▶ Aim
Drop every picture and give the entries back exactly.

▶ Provided material
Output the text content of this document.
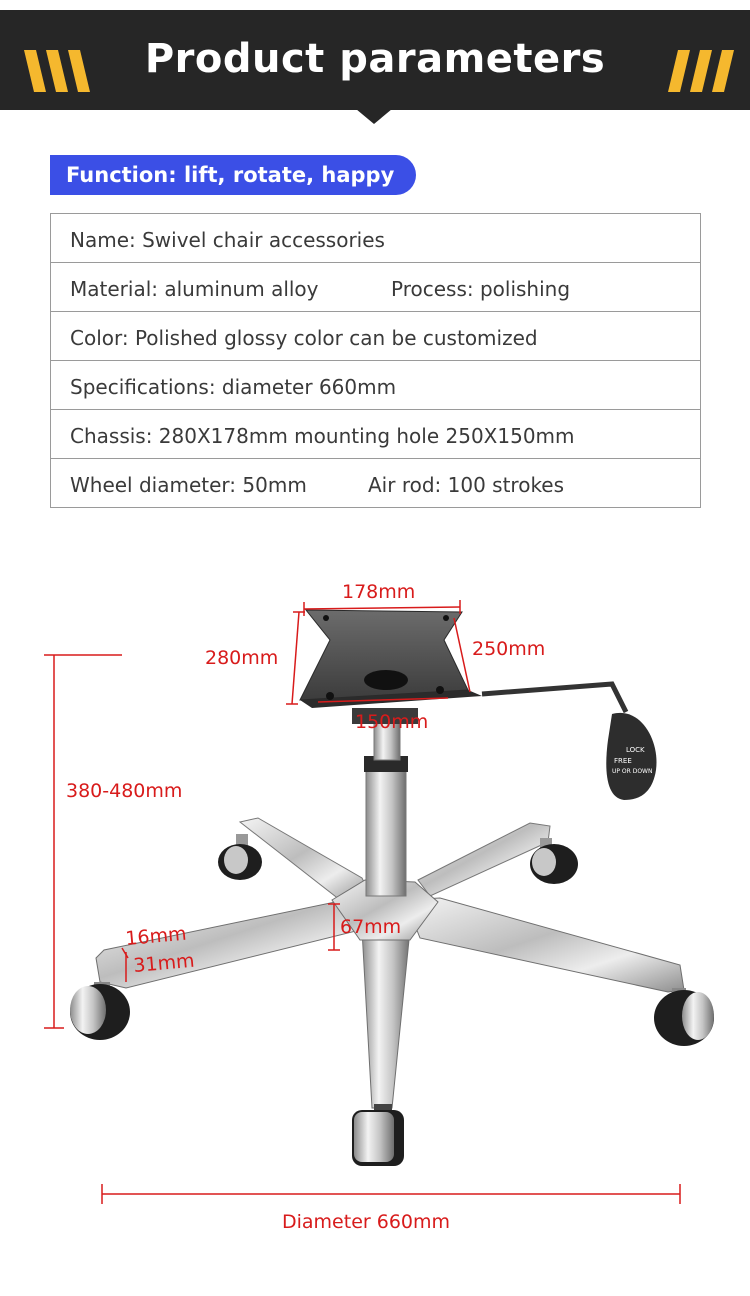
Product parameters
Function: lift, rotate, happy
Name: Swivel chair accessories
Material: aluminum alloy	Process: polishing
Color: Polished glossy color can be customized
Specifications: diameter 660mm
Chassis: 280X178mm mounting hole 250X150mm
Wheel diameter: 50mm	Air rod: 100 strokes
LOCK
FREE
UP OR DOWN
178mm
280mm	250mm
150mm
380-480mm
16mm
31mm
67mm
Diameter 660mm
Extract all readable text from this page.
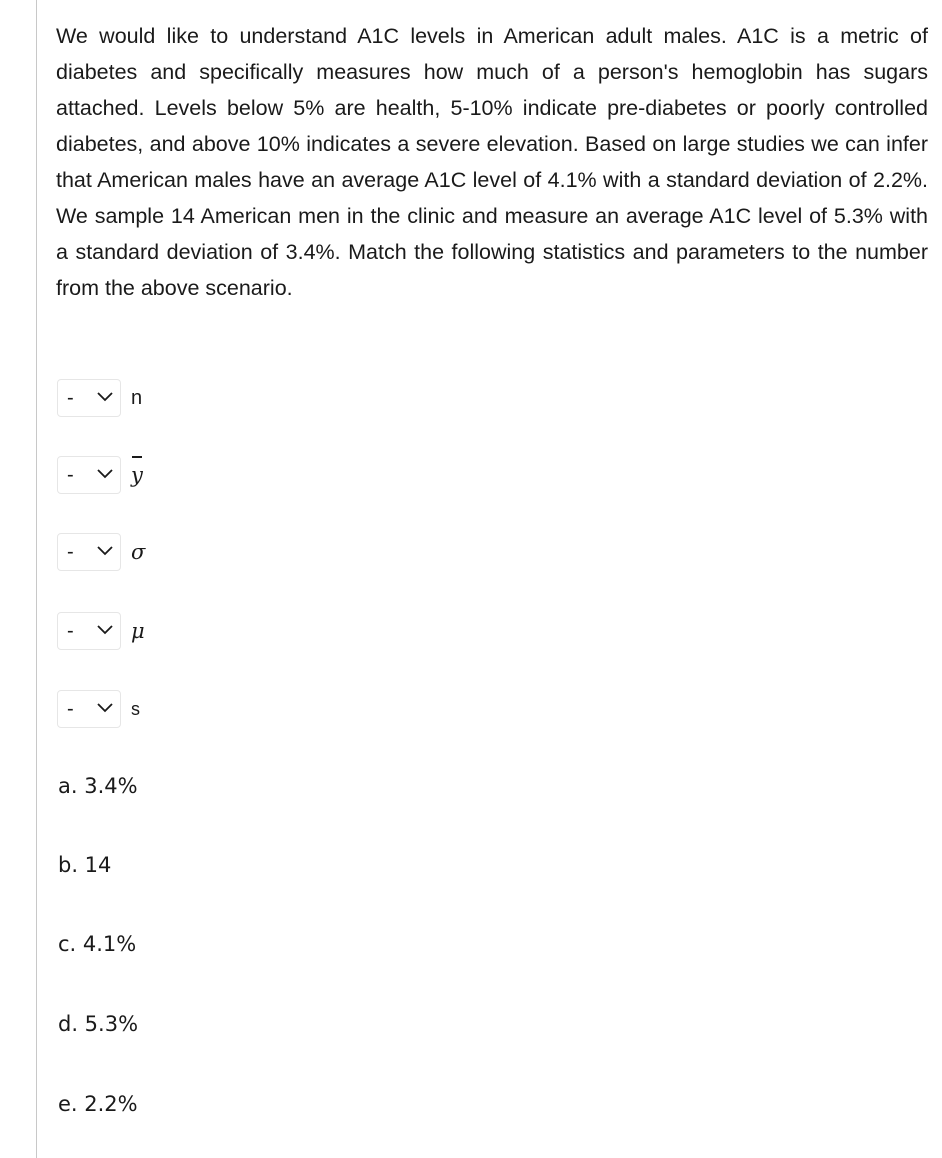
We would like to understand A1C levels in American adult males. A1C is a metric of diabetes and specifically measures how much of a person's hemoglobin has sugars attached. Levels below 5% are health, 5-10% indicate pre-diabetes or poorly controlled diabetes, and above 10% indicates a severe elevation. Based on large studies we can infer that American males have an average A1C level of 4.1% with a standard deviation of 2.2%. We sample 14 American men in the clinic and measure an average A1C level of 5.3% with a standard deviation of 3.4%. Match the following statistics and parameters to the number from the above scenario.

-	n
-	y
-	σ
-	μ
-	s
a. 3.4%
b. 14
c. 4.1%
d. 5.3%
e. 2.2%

▶ Exercise response
Output the text content of this document.
Product parameters
Function: lift, rotate, happy
Name: Swivel chair accessories
Material: aluminum alloy	Process: polishing
Color: Polished glossy color can be customized
Specifications: diameter 660mm
Chassis: 280X178mm mounting hole 250X150mm
Wheel diameter: 50mm	Air rod: 100 strokes
LOCK
FREE
UP OR DOWN
178mm
280mm	250mm
150mm
380-480mm
16mm
31mm
67mm
Diameter 660mm
Extract all readable text from this page.
We would like to understand A1C levels in American adult males. A1C is a metric of diabetes and specifically measures how much of a person's hemoglobin has sugars attached. Levels below 5% are health, 5-10% indicate pre-diabetes or poorly controlled diabetes, and above 10% indicates a severe elevation. Based on large studies we can infer that American males have an average A1C level of 4.1% with a standard deviation of 2.2%. We sample 14 American men in the clinic and measure an average A1C level of 5.3% with a standard deviation of 3.4%. Match the following statistics and parameters to the number from the above scenario.

-	n
-	y
-	σ
-	μ
-	s
a. 3.4%
b. 14
c. 4.1%
d. 5.3%
e. 2.2%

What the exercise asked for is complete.